■ TASK TO COMPLETE ■
Search the records that follow and extract every line containing the string "title".
## Start MATERIAL FOR THE TASK
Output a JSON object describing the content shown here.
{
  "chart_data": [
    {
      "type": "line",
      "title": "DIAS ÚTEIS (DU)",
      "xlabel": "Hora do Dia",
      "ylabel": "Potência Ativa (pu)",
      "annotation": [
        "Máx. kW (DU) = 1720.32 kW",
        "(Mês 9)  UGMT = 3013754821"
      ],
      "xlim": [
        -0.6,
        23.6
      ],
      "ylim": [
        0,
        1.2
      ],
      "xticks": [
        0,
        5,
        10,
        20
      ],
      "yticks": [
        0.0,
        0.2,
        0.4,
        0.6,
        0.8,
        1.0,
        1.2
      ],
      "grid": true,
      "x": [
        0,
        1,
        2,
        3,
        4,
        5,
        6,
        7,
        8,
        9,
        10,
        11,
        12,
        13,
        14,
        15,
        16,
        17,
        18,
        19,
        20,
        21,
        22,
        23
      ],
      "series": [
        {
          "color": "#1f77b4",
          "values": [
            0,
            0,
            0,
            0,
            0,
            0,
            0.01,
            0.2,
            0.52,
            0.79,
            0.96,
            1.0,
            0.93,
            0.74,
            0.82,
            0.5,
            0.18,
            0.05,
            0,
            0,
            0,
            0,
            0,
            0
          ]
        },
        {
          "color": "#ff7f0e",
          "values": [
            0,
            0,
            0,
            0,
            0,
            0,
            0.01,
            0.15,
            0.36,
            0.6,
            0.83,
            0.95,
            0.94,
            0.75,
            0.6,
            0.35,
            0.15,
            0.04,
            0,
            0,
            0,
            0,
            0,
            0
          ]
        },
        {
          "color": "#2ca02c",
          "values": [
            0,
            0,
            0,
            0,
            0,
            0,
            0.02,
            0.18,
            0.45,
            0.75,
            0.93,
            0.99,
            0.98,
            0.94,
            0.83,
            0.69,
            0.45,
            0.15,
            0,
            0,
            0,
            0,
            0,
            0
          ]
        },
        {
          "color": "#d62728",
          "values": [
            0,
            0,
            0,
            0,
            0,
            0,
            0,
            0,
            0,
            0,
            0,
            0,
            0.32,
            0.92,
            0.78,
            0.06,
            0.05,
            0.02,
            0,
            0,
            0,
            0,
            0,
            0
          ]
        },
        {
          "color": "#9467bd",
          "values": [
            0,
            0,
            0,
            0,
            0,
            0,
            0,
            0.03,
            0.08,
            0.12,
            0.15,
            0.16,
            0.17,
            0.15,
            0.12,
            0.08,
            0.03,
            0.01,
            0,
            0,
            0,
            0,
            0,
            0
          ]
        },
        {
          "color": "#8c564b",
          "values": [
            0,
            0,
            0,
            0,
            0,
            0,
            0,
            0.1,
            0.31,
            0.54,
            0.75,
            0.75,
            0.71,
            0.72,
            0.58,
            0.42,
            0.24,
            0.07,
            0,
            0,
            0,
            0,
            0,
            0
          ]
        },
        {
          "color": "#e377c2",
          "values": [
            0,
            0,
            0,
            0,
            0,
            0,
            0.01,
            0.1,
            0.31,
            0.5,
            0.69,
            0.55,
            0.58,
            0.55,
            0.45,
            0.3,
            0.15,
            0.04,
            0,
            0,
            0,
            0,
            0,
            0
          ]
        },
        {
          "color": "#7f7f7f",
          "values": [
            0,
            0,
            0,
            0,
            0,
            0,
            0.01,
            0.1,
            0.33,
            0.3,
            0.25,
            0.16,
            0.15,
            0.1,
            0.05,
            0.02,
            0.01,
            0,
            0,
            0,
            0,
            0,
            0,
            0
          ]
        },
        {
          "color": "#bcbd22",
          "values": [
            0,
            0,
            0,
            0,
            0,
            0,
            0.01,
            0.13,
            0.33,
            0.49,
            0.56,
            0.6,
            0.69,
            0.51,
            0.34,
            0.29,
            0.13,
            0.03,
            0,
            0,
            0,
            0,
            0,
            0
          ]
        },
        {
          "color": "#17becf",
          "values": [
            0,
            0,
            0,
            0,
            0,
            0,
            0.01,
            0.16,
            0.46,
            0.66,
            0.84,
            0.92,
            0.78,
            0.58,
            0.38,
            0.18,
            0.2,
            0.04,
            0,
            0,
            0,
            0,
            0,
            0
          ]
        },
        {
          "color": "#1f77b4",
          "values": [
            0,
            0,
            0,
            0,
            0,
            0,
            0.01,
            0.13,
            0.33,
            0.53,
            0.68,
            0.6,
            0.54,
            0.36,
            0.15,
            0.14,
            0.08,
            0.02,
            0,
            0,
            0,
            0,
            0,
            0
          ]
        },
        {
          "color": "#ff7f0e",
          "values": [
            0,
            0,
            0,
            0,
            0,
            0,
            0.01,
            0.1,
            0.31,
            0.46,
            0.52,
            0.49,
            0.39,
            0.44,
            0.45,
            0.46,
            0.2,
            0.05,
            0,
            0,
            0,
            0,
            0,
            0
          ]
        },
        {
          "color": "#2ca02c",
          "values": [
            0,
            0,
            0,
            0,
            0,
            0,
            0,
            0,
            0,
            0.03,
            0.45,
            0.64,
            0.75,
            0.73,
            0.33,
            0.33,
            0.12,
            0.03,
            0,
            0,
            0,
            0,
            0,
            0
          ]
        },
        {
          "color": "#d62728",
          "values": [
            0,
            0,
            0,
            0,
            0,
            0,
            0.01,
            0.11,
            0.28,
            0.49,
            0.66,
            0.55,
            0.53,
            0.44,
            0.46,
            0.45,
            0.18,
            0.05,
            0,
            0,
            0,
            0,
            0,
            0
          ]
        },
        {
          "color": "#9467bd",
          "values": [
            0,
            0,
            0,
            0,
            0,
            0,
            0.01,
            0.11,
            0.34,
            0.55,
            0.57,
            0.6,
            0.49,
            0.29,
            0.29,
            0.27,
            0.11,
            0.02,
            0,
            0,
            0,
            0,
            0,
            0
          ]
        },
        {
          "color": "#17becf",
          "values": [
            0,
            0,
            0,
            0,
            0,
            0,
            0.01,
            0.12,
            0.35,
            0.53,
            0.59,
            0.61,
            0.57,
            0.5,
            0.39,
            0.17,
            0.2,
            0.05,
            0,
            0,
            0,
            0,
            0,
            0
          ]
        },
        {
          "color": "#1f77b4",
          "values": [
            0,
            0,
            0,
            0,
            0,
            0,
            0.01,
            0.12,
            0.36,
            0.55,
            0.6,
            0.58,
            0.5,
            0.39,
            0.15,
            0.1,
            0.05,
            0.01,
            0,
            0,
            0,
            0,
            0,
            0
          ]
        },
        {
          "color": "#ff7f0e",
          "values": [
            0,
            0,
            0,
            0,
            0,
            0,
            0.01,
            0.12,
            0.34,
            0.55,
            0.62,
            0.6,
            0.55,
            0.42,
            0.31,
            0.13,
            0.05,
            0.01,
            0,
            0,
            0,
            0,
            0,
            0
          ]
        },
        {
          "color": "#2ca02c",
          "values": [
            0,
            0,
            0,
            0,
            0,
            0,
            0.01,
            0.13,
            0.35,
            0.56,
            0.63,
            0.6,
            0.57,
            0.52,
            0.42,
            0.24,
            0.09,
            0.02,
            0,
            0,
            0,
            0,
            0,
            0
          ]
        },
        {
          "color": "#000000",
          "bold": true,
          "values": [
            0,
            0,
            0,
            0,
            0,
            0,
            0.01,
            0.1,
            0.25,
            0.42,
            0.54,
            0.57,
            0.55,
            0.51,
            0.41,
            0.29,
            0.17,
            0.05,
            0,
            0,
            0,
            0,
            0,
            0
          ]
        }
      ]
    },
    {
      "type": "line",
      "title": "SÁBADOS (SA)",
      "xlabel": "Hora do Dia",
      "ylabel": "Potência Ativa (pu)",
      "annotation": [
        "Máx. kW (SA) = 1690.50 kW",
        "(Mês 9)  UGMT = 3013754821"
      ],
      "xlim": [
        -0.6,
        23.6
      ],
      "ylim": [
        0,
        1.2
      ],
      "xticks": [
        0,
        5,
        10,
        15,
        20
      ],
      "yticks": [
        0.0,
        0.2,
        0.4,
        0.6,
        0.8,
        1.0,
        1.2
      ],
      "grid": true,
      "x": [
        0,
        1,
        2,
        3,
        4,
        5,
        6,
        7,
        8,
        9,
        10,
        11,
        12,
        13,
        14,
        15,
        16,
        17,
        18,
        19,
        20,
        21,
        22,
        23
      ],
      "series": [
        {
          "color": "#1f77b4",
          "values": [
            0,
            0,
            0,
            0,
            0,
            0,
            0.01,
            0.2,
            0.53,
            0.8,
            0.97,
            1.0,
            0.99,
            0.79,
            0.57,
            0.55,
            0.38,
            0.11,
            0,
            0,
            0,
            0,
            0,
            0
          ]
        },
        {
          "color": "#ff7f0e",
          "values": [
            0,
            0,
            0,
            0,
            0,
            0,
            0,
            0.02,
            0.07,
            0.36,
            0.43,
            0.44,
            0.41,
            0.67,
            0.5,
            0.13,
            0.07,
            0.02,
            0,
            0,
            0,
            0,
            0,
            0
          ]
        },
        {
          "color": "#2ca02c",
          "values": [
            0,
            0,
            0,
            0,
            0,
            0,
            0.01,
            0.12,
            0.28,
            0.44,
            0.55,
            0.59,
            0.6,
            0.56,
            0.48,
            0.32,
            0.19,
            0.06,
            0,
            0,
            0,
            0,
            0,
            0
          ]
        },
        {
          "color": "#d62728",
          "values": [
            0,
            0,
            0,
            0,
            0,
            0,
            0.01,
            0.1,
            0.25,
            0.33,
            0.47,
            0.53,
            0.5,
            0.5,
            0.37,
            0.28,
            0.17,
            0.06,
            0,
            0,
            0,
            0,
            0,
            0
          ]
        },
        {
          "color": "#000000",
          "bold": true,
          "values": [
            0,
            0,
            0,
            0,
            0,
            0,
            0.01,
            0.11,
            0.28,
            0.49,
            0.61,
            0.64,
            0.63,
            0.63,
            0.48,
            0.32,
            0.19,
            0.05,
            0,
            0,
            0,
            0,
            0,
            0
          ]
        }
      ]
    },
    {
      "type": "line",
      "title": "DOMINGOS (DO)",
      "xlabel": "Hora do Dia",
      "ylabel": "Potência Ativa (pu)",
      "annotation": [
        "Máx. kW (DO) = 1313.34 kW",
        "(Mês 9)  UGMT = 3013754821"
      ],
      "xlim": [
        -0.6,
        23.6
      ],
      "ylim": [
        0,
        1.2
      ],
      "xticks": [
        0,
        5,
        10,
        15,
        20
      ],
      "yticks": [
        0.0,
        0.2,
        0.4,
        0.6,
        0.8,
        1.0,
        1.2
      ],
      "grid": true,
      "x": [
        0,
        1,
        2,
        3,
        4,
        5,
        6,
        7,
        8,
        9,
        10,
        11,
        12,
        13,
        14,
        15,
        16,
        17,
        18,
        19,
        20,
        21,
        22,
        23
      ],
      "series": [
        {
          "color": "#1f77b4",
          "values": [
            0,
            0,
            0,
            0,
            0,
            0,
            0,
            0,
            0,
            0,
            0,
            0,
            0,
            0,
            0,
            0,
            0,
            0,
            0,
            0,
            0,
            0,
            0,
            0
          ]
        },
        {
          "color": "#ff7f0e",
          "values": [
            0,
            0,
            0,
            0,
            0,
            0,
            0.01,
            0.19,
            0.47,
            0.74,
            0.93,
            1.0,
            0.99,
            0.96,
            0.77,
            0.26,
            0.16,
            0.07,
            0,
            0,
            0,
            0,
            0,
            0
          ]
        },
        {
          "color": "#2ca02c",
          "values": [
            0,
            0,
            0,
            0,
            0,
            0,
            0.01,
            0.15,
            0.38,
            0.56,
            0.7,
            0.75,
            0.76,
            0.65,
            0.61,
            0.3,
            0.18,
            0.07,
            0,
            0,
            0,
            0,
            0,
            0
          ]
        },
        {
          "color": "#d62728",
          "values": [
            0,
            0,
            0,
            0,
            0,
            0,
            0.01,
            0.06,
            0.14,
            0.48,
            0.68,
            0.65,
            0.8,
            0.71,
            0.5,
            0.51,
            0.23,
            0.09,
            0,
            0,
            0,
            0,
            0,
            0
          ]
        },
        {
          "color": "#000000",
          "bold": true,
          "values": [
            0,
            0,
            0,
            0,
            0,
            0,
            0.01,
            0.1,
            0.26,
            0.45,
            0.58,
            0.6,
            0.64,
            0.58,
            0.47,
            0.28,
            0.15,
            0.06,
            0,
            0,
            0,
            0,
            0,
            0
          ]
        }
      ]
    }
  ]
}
## End MATERIAL FOR THE TASK
■ WORKED ANSWER ■
      "title": "DIAS ÚTEIS (DU)",
      "title": "SÁBADOS (SA)",
      "title": "DOMINGOS (DO)",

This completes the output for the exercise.